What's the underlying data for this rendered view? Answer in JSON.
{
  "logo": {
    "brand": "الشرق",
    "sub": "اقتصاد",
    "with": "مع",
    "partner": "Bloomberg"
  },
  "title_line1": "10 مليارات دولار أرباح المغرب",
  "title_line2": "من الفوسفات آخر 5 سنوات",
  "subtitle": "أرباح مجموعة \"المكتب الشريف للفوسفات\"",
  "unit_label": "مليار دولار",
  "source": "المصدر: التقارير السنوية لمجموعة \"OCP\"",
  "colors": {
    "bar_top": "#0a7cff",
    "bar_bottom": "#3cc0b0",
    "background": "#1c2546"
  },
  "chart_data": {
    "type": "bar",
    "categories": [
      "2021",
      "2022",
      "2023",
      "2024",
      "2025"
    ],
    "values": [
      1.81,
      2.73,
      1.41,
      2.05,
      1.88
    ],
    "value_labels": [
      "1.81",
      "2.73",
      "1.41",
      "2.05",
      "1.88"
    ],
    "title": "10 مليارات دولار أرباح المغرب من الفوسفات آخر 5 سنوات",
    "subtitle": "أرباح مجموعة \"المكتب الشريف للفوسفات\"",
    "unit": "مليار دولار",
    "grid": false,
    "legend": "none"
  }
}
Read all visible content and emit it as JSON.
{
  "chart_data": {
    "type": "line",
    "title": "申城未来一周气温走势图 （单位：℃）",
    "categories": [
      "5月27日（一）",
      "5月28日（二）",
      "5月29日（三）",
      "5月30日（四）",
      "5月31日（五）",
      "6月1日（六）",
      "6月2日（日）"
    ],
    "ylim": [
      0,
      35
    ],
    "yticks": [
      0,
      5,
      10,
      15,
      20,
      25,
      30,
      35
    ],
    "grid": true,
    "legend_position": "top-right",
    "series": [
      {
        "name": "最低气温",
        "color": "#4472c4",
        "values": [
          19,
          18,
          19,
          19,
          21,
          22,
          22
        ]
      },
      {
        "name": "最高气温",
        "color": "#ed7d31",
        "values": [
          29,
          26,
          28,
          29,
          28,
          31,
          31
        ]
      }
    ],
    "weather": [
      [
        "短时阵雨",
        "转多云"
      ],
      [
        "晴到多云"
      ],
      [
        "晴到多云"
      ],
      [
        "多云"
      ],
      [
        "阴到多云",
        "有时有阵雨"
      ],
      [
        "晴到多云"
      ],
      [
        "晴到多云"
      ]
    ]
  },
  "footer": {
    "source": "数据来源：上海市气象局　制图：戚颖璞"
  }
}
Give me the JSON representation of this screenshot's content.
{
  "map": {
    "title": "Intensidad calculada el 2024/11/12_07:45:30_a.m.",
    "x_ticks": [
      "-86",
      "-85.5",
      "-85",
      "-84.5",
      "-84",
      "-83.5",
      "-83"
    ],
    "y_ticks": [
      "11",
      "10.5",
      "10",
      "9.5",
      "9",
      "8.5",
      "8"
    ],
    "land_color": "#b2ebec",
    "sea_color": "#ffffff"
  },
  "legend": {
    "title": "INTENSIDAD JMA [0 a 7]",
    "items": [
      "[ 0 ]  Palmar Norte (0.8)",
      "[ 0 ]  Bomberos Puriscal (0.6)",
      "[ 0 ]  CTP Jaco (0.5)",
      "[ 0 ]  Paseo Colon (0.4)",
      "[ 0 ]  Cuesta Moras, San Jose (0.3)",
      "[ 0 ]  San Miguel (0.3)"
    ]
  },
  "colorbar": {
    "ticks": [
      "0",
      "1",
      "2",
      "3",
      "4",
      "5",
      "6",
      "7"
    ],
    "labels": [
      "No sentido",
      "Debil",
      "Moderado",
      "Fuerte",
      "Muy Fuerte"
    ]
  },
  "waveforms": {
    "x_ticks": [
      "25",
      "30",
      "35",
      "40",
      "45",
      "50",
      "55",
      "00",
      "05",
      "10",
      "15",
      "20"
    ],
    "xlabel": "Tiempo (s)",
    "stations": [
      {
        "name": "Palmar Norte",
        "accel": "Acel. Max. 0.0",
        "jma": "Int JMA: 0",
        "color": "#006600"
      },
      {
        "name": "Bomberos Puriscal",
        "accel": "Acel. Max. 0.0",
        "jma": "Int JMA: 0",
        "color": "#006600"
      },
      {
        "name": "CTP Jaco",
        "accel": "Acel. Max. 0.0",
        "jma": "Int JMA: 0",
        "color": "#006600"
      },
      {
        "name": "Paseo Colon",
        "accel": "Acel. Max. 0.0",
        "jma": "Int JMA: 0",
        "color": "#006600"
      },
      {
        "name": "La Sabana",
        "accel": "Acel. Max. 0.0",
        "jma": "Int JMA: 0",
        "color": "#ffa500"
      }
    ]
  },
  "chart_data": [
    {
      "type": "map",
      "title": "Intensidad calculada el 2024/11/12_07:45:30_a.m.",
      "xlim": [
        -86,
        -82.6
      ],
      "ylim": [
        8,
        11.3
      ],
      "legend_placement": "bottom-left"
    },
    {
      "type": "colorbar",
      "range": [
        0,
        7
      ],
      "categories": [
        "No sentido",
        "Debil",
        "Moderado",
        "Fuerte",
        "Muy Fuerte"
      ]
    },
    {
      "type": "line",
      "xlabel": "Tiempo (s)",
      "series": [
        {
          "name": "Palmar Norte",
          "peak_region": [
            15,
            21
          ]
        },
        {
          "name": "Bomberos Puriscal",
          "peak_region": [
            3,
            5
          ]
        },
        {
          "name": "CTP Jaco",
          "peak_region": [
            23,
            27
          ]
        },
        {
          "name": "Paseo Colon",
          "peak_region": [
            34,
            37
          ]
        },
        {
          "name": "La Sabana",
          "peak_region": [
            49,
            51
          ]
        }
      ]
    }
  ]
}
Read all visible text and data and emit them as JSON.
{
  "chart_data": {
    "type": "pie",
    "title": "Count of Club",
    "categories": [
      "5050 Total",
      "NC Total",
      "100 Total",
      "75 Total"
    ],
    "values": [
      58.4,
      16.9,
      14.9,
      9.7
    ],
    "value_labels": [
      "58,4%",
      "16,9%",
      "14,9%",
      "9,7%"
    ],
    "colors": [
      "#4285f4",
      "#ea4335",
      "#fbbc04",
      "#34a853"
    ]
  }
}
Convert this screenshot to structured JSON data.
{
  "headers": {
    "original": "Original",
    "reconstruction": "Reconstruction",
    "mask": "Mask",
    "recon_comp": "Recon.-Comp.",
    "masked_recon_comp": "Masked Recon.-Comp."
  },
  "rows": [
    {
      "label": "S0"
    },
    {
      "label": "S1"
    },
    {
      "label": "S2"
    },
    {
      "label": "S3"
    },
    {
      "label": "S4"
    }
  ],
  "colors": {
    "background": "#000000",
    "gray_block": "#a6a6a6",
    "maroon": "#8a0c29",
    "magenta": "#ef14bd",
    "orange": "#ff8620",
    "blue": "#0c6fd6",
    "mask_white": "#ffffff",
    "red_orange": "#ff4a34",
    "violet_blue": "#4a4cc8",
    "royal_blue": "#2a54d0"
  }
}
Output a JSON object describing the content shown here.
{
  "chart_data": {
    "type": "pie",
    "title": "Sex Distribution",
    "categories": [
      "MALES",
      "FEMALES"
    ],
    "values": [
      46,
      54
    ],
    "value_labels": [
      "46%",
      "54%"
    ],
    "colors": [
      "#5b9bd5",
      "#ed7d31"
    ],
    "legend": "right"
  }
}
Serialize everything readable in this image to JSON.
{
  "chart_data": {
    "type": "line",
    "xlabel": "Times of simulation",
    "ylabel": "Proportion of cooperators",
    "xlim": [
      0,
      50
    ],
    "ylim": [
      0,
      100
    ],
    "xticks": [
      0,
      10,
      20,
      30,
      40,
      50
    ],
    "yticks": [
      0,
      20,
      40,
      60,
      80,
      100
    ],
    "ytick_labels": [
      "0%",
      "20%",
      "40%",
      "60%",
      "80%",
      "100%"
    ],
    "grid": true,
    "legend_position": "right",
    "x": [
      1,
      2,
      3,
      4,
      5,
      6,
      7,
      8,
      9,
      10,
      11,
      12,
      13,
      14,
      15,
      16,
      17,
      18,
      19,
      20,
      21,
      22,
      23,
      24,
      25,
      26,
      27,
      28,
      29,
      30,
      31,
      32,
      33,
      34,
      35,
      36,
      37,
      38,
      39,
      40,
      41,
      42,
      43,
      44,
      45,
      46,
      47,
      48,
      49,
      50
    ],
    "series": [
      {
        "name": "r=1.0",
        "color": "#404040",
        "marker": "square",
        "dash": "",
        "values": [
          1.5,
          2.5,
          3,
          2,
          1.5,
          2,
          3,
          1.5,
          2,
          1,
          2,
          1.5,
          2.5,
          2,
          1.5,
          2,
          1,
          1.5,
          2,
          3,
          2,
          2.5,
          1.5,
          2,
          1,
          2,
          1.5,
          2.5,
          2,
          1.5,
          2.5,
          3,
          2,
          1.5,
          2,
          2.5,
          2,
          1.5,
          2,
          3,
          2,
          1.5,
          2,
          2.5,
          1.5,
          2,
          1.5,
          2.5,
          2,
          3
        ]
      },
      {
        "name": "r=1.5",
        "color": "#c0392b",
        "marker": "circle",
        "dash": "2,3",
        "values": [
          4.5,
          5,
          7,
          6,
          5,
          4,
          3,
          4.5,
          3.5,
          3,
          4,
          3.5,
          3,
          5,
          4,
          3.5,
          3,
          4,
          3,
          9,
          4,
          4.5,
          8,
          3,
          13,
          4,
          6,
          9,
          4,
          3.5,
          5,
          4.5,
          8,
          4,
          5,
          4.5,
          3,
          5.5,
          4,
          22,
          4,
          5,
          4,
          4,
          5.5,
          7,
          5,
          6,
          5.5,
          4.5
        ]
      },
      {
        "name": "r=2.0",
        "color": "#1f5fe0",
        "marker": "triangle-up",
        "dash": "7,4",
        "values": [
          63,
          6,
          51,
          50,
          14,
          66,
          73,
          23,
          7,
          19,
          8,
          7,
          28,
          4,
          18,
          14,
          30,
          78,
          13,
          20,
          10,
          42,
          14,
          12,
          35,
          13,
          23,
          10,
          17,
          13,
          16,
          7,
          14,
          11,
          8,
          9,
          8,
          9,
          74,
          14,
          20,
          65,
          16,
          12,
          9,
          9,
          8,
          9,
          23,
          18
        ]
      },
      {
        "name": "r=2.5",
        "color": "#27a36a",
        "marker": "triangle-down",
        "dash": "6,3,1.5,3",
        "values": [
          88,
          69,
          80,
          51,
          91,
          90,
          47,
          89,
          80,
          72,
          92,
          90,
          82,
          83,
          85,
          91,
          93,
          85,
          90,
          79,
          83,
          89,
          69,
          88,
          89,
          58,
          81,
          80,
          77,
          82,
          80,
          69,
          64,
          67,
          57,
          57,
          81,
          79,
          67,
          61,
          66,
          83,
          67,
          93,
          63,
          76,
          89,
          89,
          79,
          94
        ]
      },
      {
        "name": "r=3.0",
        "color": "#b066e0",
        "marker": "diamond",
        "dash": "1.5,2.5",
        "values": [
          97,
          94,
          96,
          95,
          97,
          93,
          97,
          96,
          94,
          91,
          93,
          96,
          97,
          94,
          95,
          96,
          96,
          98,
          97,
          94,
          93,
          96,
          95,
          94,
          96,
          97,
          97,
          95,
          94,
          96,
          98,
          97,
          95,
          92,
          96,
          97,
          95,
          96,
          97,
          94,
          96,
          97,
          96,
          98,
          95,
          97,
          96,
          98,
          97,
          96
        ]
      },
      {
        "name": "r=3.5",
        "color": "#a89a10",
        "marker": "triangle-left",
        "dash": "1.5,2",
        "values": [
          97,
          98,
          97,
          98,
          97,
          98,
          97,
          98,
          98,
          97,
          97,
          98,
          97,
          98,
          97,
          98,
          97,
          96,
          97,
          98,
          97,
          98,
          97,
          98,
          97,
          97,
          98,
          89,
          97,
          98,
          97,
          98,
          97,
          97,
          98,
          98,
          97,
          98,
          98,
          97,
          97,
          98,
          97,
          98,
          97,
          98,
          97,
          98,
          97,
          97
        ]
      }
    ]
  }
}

————————

◆ **Given instruction**:
Copy each line of the records above that carries the word "Bomberos".

◆ **Complete response**:
      "[ 0 ]  Bomberos Puriscal (0.6)",
        "name": "Bomberos Puriscal",
          "name": "Bomberos Puriscal",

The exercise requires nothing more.